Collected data
•••
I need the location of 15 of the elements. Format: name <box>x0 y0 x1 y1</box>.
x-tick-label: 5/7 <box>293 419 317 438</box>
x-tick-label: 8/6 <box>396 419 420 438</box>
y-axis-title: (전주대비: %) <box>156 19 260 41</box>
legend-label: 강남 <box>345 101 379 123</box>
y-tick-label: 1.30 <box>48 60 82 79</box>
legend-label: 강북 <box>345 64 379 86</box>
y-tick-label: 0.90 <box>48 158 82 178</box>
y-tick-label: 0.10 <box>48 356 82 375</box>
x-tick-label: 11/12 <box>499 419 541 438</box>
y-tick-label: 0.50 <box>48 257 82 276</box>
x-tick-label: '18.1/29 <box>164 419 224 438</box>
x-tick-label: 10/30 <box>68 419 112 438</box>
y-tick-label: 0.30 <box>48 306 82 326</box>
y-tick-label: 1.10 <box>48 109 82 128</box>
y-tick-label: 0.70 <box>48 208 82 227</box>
•••
- WHAT THIS TASK INVOLVES
Rewrite the material above, changing every "y-tick-label" to "y-axis-tick" and keeping all other text the same.

- RESULT BELOW
I need the location of 15 of the elements. Format: name <box>x0 y0 x1 y1</box>.
x-tick-label: 5/7 <box>293 419 317 438</box>
x-tick-label: 8/6 <box>396 419 420 438</box>
y-axis-title: (전주대비: %) <box>156 19 260 41</box>
legend-label: 강남 <box>345 101 379 123</box>
y-axis-tick: 1.30 <box>48 60 82 79</box>
legend-label: 강북 <box>345 64 379 86</box>
y-axis-tick: 0.90 <box>48 158 82 178</box>
y-axis-tick: 0.10 <box>48 356 82 375</box>
x-tick-label: 11/12 <box>499 419 541 438</box>
y-axis-tick: 0.50 <box>48 257 82 276</box>
x-tick-label: '18.1/29 <box>164 419 224 438</box>
x-tick-label: 10/30 <box>68 419 112 438</box>
y-axis-tick: 0.30 <box>48 306 82 326</box>
y-axis-tick: 1.10 <box>48 109 82 128</box>
y-axis-tick: 0.70 <box>48 208 82 227</box>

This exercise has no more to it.